Source records
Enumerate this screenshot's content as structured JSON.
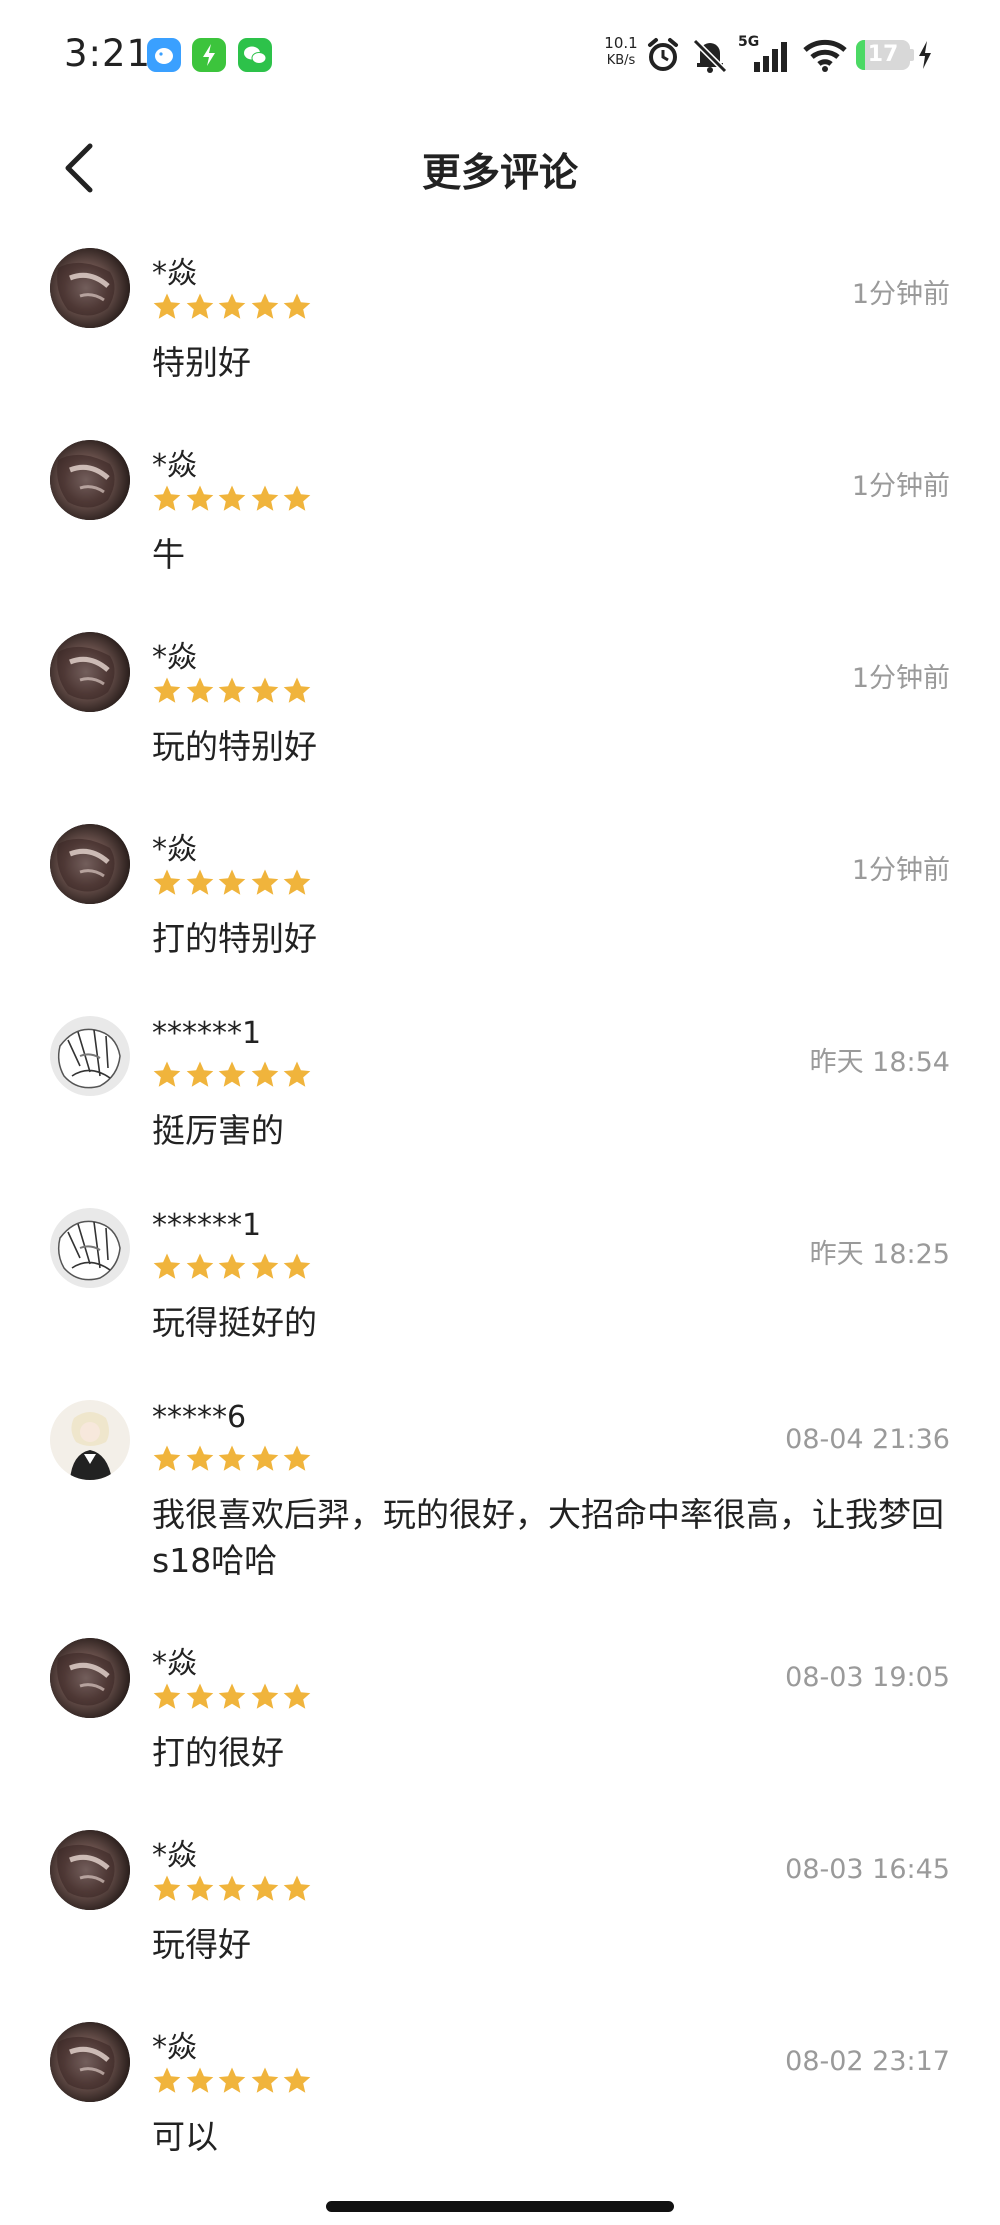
{
  "status_bar": {
    "time": "3:21",
    "apps": [
      "fish-app-icon",
      "charge-app-icon",
      "wechat-icon"
    ],
    "net_speed_value": "10.1",
    "net_speed_unit": "KB/s",
    "network": "5G",
    "battery": "17",
    "battery_level": 0.17
  },
  "header": {
    "title": "更多评论",
    "back_icon": "chevron-left-icon"
  },
  "reviews": [
    {
      "user": "*焱",
      "stars": 5,
      "time": "1分钟前",
      "text": "特别好",
      "avatar": "dark"
    },
    {
      "user": "*焱",
      "stars": 5,
      "time": "1分钟前",
      "text": "牛",
      "avatar": "dark"
    },
    {
      "user": "*焱",
      "stars": 5,
      "time": "1分钟前",
      "text": "玩的特别好",
      "avatar": "dark"
    },
    {
      "user": "*焱",
      "stars": 5,
      "time": "1分钟前",
      "text": "打的特别好",
      "avatar": "dark"
    },
    {
      "user": "******1",
      "stars": 5,
      "time": "昨天 18:54",
      "text": "挺厉害的",
      "avatar": "sketch"
    },
    {
      "user": "******1",
      "stars": 5,
      "time": "昨天 18:25",
      "text": "玩得挺好的",
      "avatar": "sketch"
    },
    {
      "user": "*****6",
      "stars": 5,
      "time": "08-04 21:36",
      "text": "我很喜欢后羿，玩的很好，大招命中率很高，让我梦回s18哈哈",
      "avatar": "anime"
    },
    {
      "user": "*焱",
      "stars": 5,
      "time": "08-03 19:05",
      "text": "打的很好",
      "avatar": "dark"
    },
    {
      "user": "*焱",
      "stars": 5,
      "time": "08-03 16:45",
      "text": "玩得好",
      "avatar": "dark"
    },
    {
      "user": "*焱",
      "stars": 5,
      "time": "08-02 23:17",
      "text": "可以",
      "avatar": "dark"
    }
  ],
  "colors": {
    "star": "#f0b43c",
    "time_text": "#9a9a9a",
    "battery_fill": "#4cd964"
  }
}
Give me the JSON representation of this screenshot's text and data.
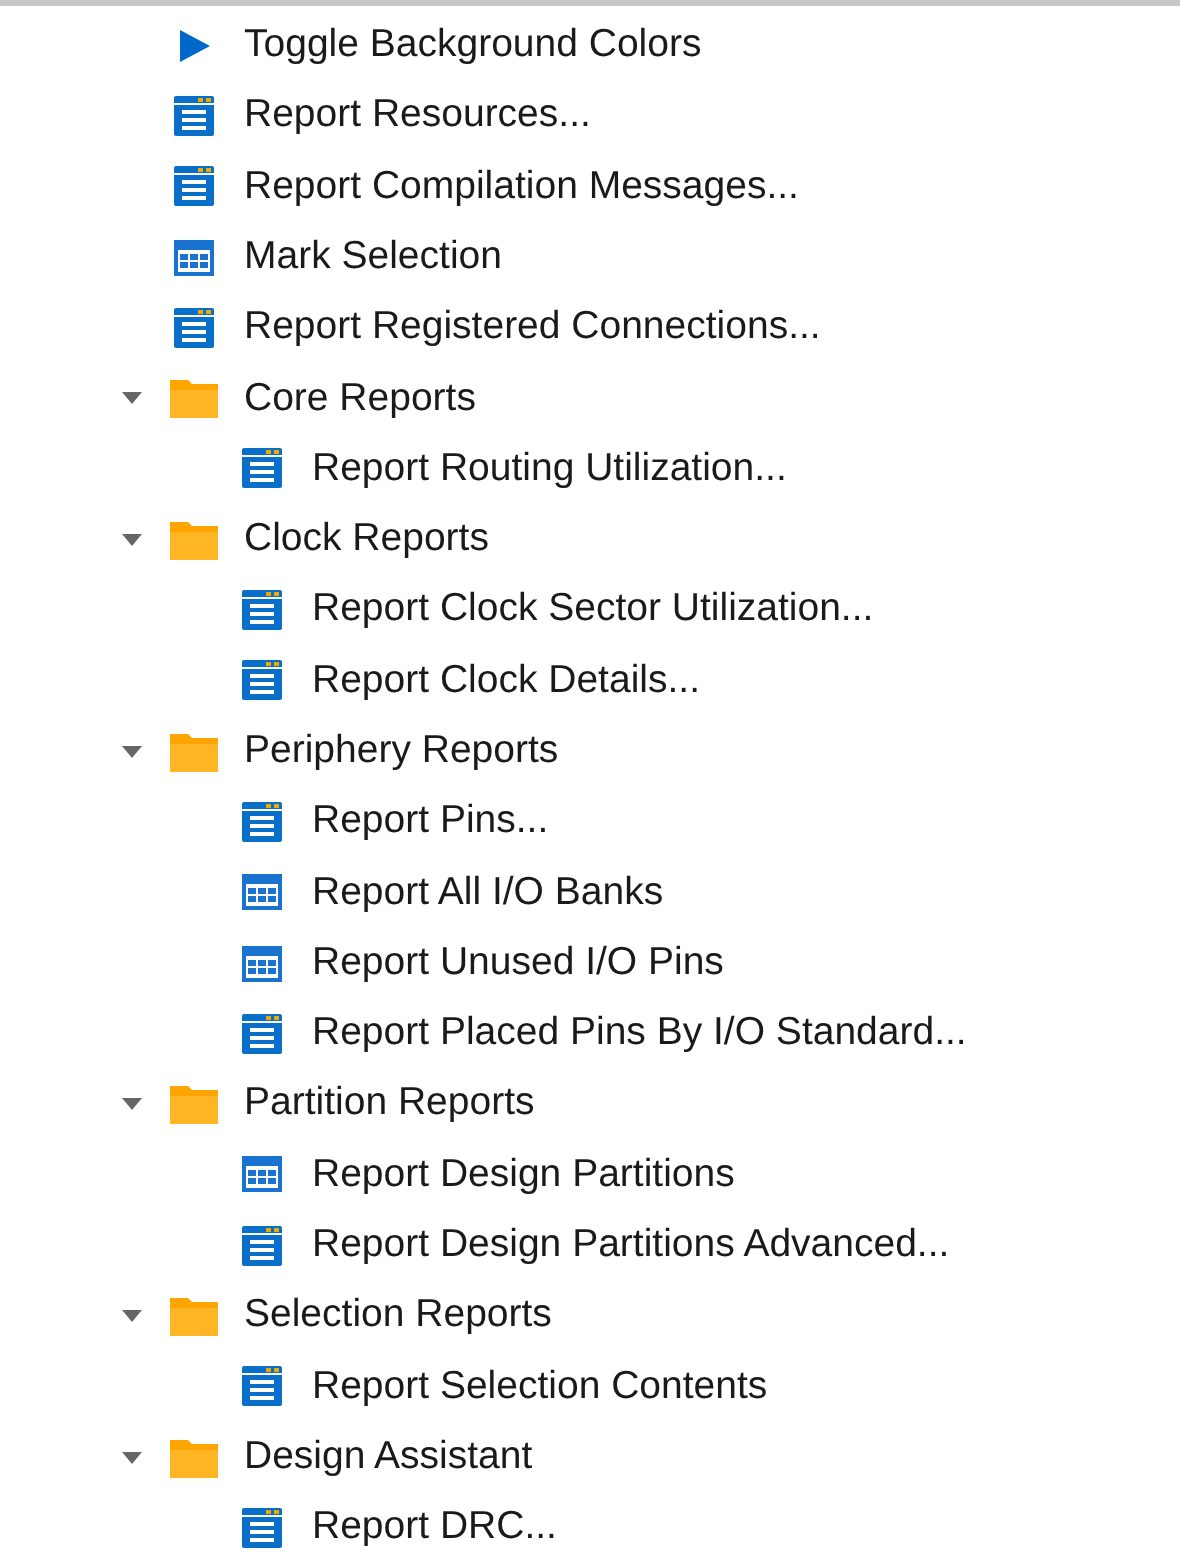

What the exercise asks ▸
Copy the records above exactly. The pictures are not part of the copy.

Expected answer ▸
Enumerate this screenshot's content as structured JSON.
{
  "status_bar": {
    "time": "3:21",
    "apps": [
      "fish-app-icon",
      "charge-app-icon",
      "wechat-icon"
    ],
    "net_speed_value": "10.1",
    "net_speed_unit": "KB/s",
    "network": "5G",
    "battery": "17",
    "battery_level": 0.17
  },
  "header": {
    "title": "更多评论",
    "back_icon": "chevron-left-icon"
  },
  "reviews": [
    {
      "user": "*焱",
      "stars": 5,
      "time": "1分钟前",
      "text": "特别好",
      "avatar": "dark"
    },
    {
      "user": "*焱",
      "stars": 5,
      "time": "1分钟前",
      "text": "牛",
      "avatar": "dark"
    },
    {
      "user": "*焱",
      "stars": 5,
      "time": "1分钟前",
      "text": "玩的特别好",
      "avatar": "dark"
    },
    {
      "user": "*焱",
      "stars": 5,
      "time": "1分钟前",
      "text": "打的特别好",
      "avatar": "dark"
    },
    {
      "user": "******1",
      "stars": 5,
      "time": "昨天 18:54",
      "text": "挺厉害的",
      "avatar": "sketch"
    },
    {
      "user": "******1",
      "stars": 5,
      "time": "昨天 18:25",
      "text": "玩得挺好的",
      "avatar": "sketch"
    },
    {
      "user": "*****6",
      "stars": 5,
      "time": "08-04 21:36",
      "text": "我很喜欢后羿，玩的很好，大招命中率很高，让我梦回s18哈哈",
      "avatar": "anime"
    },
    {
      "user": "*焱",
      "stars": 5,
      "time": "08-03 19:05",
      "text": "打的很好",
      "avatar": "dark"
    },
    {
      "user": "*焱",
      "stars": 5,
      "time": "08-03 16:45",
      "text": "玩得好",
      "avatar": "dark"
    },
    {
      "user": "*焱",
      "stars": 5,
      "time": "08-02 23:17",
      "text": "可以",
      "avatar": "dark"
    }
  ],
  "colors": {
    "star": "#f0b43c",
    "time_text": "#9a9a9a",
    "battery_fill": "#4cd964"
  }
}
Give me the JSON representation of this screenshot's text and data.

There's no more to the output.